--- SELECTED EXTRACT Enclosed Below ---

You hear stories of it all the time, and if you are fortunate enough to witness death first-hand, as i have been, though it is frequently a painful event, you also see something that leads you to believe that we maybe could be living brighter and clearer lives if only we remembered something it has become all too easy to forget. Something we seem only to remember as our lives slip from our bones.

My gahms, the Irish matriarch of my particular clan, died at the ripe old age of 98. Her last words, as she clutched me mum's hand, were rendered rather desperately. "But I didn't do what I came for," she whispered in a horrified voice. For just a single unbreathable moment, we all had to remember that we too were here to do something. To remember this was a gift. That we weren't on a treadmill for no reason.

Yet too frequently, as with any holiday gift, we play with these reminders for a while and then lose them in the back of some dark closet. Until we are reminded again that they are there. But we have to be willing to open the doors to the reminders.

Just a few weeks ago the last of the brilliant leaves fell from their autumn perches and slipped rather inconspicuously to the ground. I used to think the leaves "changed color"-became something they really weren't as a sort of chemical reaction to the colder weather and shorter days. A few years ago I found I was mistaken, and that leaves, in fact, are exhibiting their true colors just before they die and slip into ground cover for the white-tails to cuddle up in. Now it is a time of black and white, a time of hibernation, of moving inward, the darkness of genesis such that the year, and our lives, and the earth, can be reborn. Leaves, like everything else in the universe that I have met so far, actually show their true colors just before they unfurl completely and die. We have all seen this. We are all afforded this annual reminder, along with many daily others if we open our gaze.

It is true that we watch death daily-though we do so from a strange conspired distance that not only doesn't allow for us to truly experience it, but perhaps even makes it less likely that we will truly understand such experiences when we are afforded them.

Ever since Vietnam we have been watching deathon the news, death in the movies, death in the headlines-thousands in war, hundreds in airplanes, waitresses in small towns, children in the cities. But it is all viewed in such a strange sentimentally-distant context. What can we learn from all this distant death except numbness?

We have relegated many potentially fiery experiences to this distant surface sort of perception. As though we are only willing to perceive life's truest forms through lenses other than our own. Our ill and dying are locked away safely in hospitals; our vivid loving and angst happen behind closed doors, rarely mentioned in the open air. Our moments of bliss and suffering are hidden away as too intimate to share. And yet all of these we view from our cushiest chairs as if it is only happening to someone else, somewhere else, at a distance and pace that render it difficult at best to be felt deeply. What are we trading and for what?

We have framed life and death in a fanciful untouchable gilt frame-watching it on a screen or reading it in a print that exudes a sentimental and false light. We have severely limited the opportunities of placing ourselves in the midst of life's own tactile light, a light that allows us to listen from our hearts and see with our mind's eye. And so we miss out on hearing and seeing something that might allow us to ponder a multitude of reminders about how fine life's membrane is, how necessary it is to develop will and about how possible it is to shine brightly all the time.

We spend zillions of dollars on scientific research and new age hope as though to better understand something. But what are we trying to understand that we could not experience simply by looking each other in the eye or walking through the wood or holding the field mouse breathing its last at our porch door? What do we wish to know that we do not already know? Maybe we just need to open our doors and accept a few reminders.

--- End of Enclosed SELECTED EXTRACT ---
--- PROVIDED INFORMATION Enclosed Below ---

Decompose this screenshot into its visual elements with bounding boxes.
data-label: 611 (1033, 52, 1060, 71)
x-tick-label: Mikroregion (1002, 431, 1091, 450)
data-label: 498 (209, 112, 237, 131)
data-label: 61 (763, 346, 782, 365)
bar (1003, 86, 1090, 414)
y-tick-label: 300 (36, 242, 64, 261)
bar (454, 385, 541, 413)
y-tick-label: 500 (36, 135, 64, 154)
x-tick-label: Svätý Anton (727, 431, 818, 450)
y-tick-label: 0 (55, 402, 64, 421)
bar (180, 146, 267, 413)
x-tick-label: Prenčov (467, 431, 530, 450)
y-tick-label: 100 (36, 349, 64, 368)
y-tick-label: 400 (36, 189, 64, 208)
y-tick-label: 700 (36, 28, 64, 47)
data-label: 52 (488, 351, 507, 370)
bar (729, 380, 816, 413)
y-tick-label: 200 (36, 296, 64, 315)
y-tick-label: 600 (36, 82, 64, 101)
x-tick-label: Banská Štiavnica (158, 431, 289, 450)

--- End of Enclosed PROVIDED INFORMATION ---

**YOUR OBJECTIVE:** In the last paragraph of the piece on death and remembering, list the simple experiences it sets against spending on scientific research and new age hope.

**RESULT OF THE TASK:**
- Looking each other in the eye
- Walking through the wood
- Holding the field mouse breathing its last at our porch door